■ **Task to complete**:
Reproduce this listing in full.
____________
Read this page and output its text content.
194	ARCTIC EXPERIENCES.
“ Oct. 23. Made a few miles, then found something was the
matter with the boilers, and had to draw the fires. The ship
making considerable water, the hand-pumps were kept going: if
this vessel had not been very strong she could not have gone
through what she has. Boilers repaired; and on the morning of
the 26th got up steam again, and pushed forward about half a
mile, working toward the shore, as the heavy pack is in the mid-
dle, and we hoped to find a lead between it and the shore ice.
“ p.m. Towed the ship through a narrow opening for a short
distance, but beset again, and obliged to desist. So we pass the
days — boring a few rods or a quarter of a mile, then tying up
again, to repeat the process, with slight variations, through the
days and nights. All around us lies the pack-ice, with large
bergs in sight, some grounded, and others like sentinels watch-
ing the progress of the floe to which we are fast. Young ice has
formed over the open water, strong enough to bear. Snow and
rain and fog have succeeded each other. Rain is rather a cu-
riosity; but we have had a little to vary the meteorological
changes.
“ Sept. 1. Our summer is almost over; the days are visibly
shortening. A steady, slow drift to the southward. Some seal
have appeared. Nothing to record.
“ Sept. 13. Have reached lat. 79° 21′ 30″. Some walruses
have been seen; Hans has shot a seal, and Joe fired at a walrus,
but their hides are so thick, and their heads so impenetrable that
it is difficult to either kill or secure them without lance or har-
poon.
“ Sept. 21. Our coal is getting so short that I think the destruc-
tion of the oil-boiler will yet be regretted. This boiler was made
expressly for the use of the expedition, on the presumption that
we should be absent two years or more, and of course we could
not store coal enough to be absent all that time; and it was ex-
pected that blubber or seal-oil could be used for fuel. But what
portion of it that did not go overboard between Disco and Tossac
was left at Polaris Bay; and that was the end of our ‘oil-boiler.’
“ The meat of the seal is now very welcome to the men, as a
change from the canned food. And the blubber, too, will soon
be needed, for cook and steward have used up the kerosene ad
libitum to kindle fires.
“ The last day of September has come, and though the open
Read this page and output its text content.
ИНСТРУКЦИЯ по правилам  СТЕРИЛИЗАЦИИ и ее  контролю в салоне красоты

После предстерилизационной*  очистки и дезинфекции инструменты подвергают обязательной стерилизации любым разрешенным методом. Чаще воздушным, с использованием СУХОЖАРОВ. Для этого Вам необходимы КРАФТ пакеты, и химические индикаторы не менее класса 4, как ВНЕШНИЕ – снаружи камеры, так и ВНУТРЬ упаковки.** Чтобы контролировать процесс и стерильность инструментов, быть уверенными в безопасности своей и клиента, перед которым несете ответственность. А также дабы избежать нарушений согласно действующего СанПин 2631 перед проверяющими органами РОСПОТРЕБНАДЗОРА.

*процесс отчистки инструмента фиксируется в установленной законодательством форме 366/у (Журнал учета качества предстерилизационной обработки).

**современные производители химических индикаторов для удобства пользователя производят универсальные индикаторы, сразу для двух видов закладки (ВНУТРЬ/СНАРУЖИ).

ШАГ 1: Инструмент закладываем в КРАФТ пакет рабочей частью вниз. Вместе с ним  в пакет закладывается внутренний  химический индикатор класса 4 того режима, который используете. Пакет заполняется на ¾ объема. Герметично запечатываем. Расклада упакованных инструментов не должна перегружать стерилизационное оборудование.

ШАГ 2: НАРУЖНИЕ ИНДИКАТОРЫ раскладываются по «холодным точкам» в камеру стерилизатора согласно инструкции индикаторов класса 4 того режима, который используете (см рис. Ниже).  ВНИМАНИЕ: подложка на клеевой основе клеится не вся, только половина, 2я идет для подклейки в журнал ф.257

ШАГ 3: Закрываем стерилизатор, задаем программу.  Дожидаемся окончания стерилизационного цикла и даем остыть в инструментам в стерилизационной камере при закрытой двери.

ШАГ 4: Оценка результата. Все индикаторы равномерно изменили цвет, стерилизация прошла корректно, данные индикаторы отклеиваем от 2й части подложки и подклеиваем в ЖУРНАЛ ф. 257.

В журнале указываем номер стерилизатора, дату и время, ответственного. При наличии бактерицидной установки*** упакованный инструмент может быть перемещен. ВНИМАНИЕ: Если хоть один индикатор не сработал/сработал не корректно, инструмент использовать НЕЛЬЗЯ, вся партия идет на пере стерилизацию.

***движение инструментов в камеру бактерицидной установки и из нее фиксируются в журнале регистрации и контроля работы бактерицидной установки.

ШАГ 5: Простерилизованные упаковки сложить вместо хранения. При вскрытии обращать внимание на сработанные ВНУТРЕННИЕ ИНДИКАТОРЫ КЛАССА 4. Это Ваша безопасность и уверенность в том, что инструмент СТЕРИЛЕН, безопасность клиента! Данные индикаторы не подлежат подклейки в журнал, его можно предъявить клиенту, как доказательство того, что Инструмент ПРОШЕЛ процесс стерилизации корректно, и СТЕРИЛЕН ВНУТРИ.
____________
■ **Answer to the exercise**:
Read this page and output its text content.
194	ARCTIC EXPERIENCES.
“ Oct. 23. Made a few miles, then found something was the
matter with the boilers, and had to draw the fires. The ship
making considerable water, the hand-pumps were kept going: if
this vessel had not been very strong she could not have gone
through what she has. Boilers repaired; and on the morning of
the 26th got up steam again, and pushed forward about half a
mile, working toward the shore, as the heavy pack is in the mid-
dle, and we hoped to find a lead between it and the shore ice.
“ p.m. Towed the ship through a narrow opening for a short
distance, but beset again, and obliged to desist. So we pass the
days — boring a few rods or a quarter of a mile, then tying up
again, to repeat the process, with slight variations, through the
days and nights. All around us lies the pack-ice, with large
bergs in sight, some grounded, and others like sentinels watch-
ing the progress of the floe to which we are fast. Young ice has
formed over the open water, strong enough to bear. Snow and
rain and fog have succeeded each other. Rain is rather a cu-
riosity; but we have had a little to vary the meteorological
changes.
“ Sept. 1. Our summer is almost over; the days are visibly
shortening. A steady, slow drift to the southward. Some seal
have appeared. Nothing to record.
“ Sept. 13. Have reached lat. 79° 21′ 30″. Some walruses
have been seen; Hans has shot a seal, and Joe fired at a walrus,
but their hides are so thick, and their heads so impenetrable that
it is difficult to either kill or secure them without lance or har-
poon.
“ Sept. 21. Our coal is getting so short that I think the destruc-
tion of the oil-boiler will yet be regretted. This boiler was made
expressly for the use of the expedition, on the presumption that
we should be absent two years or more, and of course we could
not store coal enough to be absent all that time; and it was ex-
pected that blubber or seal-oil could be used for fuel. But what
portion of it that did not go overboard between Disco and Tossac
was left at Polaris Bay; and that was the end of our ‘oil-boiler.’
“ The meat of the seal is now very welcome to the men, as a
change from the canned food. And the blubber, too, will soon
be needed, for cook and steward have used up the kerosene ad
libitum to kindle fires.
“ The last day of September has come, and though the open
Read this page and output its text content.
ИНСТРУКЦИЯ по правилам  СТЕРИЛИЗАЦИИ и ее  контролю в салоне красоты

После предстерилизационной*  очистки и дезинфекции инструменты подвергают обязательной стерилизации любым разрешенным методом. Чаще воздушным, с использованием СУХОЖАРОВ. Для этого Вам необходимы КРАФТ пакеты, и химические индикаторы не менее класса 4, как ВНЕШНИЕ – снаружи камеры, так и ВНУТРЬ упаковки.** Чтобы контролировать процесс и стерильность инструментов, быть уверенными в безопасности своей и клиента, перед которым несете ответственность. А также дабы избежать нарушений согласно действующего СанПин 2631 перед проверяющими органами РОСПОТРЕБНАДЗОРА.

*процесс отчистки инструмента фиксируется в установленной законодательством форме 366/у (Журнал учета качества предстерилизационной обработки).

**современные производители химических индикаторов для удобства пользователя производят универсальные индикаторы, сразу для двух видов закладки (ВНУТРЬ/СНАРУЖИ).

ШАГ 1: Инструмент закладываем в КРАФТ пакет рабочей частью вниз. Вместе с ним  в пакет закладывается внутренний  химический индикатор класса 4 того режима, который используете. Пакет заполняется на ¾ объема. Герметично запечатываем. Расклада упакованных инструментов не должна перегружать стерилизационное оборудование.

ШАГ 2: НАРУЖНИЕ ИНДИКАТОРЫ раскладываются по «холодным точкам» в камеру стерилизатора согласно инструкции индикаторов класса 4 того режима, который используете (см рис. Ниже).  ВНИМАНИЕ: подложка на клеевой основе клеится не вся, только половина, 2я идет для подклейки в журнал ф.257

ШАГ 3: Закрываем стерилизатор, задаем программу.  Дожидаемся окончания стерилизационного цикла и даем остыть в инструментам в стерилизационной камере при закрытой двери.

ШАГ 4: Оценка результата. Все индикаторы равномерно изменили цвет, стерилизация прошла корректно, данные индикаторы отклеиваем от 2й части подложки и подклеиваем в ЖУРНАЛ ф. 257.

В журнале указываем номер стерилизатора, дату и время, ответственного. При наличии бактерицидной установки*** упакованный инструмент может быть перемещен. ВНИМАНИЕ: Если хоть один индикатор не сработал/сработал не корректно, инструмент использовать НЕЛЬЗЯ, вся партия идет на пере стерилизацию.

***движение инструментов в камеру бактерицидной установки и из нее фиксируются в журнале регистрации и контроля работы бактерицидной установки.

ШАГ 5: Простерилизованные упаковки сложить вместо хранения. При вскрытии обращать внимание на сработанные ВНУТРЕННИЕ ИНДИКАТОРЫ КЛАССА 4. Это Ваша безопасность и уверенность в том, что инструмент СТЕРИЛЕН, безопасность клиента! Данные индикаторы не подлежат подклейки в журнал, его можно предъявить клиенту, как доказательство того, что Инструмент ПРОШЕЛ процесс стерилизации корректно, и СТЕРИЛЕН ВНУТРИ.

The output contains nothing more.